Dataset listings of figures:
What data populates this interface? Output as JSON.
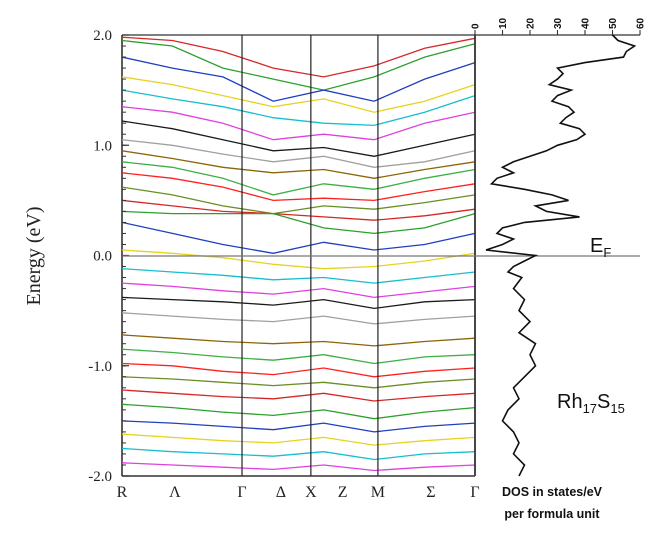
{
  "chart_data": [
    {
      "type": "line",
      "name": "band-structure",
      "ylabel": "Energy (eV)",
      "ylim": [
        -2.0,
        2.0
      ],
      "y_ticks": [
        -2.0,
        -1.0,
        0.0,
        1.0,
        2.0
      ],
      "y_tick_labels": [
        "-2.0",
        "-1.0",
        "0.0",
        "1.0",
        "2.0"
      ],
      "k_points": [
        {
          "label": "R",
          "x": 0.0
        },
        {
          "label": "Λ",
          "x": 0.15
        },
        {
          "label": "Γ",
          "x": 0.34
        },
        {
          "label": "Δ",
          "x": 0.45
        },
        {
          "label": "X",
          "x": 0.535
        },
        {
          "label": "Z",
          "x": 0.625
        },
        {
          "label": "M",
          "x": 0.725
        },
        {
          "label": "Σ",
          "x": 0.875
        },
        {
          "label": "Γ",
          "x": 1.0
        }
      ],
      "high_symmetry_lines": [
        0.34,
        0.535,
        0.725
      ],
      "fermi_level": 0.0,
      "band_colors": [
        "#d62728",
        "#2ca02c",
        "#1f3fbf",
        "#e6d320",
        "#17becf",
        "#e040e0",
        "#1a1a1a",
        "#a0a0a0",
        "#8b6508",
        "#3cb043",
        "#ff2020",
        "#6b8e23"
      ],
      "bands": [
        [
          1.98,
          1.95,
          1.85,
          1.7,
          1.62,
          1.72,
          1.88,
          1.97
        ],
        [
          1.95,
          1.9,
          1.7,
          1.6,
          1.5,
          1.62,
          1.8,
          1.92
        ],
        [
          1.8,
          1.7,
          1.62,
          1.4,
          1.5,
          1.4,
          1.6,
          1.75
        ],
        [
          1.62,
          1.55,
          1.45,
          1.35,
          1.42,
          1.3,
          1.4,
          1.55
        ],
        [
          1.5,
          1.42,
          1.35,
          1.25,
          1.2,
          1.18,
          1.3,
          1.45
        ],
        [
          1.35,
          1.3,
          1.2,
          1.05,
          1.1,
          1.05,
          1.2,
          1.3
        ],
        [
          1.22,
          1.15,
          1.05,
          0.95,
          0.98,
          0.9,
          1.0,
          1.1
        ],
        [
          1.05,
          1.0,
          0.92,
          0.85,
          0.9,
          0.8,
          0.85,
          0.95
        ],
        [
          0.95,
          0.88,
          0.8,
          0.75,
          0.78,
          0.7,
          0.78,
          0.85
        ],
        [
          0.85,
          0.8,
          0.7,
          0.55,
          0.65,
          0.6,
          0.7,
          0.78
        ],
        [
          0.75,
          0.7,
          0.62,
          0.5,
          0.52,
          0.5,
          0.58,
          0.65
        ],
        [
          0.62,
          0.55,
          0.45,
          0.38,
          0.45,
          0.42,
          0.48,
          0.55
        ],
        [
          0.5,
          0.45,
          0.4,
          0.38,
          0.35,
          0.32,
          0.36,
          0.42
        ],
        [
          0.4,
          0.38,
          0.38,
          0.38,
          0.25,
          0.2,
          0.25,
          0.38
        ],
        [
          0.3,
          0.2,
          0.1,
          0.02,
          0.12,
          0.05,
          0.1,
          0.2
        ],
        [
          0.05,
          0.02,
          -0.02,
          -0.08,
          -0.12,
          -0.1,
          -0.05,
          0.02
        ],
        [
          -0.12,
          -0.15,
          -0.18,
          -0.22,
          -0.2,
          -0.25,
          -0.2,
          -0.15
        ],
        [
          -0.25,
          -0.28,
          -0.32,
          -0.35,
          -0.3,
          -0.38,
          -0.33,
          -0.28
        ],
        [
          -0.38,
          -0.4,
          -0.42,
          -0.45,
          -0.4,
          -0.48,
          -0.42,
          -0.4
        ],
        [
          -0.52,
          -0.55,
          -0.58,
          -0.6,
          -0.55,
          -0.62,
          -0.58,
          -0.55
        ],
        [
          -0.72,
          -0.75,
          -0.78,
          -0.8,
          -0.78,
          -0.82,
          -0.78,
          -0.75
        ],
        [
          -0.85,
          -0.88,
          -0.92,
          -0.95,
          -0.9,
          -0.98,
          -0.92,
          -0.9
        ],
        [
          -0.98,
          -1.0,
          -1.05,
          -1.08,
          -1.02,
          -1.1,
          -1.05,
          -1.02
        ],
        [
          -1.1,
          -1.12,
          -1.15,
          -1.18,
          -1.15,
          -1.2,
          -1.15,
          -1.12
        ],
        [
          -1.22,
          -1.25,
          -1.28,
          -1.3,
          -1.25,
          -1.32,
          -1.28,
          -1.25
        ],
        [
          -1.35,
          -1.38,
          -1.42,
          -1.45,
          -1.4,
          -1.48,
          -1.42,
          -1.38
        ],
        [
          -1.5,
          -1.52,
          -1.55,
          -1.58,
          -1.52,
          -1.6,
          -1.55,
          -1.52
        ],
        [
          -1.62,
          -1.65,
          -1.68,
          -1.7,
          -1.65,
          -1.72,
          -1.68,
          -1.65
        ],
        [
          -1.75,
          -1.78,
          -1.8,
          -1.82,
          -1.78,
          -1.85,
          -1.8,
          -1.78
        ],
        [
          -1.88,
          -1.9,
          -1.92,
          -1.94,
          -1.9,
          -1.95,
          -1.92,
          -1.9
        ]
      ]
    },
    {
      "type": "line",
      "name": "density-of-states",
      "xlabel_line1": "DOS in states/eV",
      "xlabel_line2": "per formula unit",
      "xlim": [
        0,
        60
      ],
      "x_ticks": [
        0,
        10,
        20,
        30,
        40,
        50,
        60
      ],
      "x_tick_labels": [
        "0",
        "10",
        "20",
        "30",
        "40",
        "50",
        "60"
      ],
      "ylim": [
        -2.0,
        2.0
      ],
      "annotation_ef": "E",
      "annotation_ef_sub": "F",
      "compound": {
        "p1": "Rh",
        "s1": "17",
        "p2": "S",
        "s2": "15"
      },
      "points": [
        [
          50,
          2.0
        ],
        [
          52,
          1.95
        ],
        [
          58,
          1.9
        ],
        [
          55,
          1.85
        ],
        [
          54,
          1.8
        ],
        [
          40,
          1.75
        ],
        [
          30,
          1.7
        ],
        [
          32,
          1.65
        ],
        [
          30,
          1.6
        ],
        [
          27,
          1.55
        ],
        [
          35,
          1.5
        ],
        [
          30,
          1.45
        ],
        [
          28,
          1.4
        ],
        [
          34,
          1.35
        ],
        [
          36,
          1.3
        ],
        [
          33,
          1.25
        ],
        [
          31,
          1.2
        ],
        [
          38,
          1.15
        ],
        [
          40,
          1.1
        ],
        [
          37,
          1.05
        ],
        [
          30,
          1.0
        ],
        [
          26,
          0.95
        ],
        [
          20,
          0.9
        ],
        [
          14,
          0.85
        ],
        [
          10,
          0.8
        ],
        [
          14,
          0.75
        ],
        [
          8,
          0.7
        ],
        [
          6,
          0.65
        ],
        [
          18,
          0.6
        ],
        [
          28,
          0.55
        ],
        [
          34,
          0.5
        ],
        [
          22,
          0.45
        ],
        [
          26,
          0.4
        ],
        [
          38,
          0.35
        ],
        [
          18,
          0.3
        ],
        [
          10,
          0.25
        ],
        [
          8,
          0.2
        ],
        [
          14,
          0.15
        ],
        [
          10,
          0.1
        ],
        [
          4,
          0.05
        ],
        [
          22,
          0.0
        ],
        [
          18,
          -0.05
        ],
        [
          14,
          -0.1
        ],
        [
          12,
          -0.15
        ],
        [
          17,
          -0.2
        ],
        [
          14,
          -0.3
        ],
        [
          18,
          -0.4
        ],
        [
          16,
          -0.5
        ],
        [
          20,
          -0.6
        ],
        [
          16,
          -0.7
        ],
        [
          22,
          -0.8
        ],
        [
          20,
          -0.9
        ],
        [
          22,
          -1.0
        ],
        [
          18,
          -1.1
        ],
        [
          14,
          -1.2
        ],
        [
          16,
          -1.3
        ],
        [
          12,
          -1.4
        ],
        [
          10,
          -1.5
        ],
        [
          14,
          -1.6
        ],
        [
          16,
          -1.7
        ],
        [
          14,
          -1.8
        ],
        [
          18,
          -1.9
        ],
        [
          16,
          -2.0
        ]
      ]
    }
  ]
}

WORK REQUIRED: Pull out every line holding "states" from the records above, and copy it.

WRITTEN RESPONSE:
      "name": "density-of-states",
      "xlabel_line1": "DOS in states/eV",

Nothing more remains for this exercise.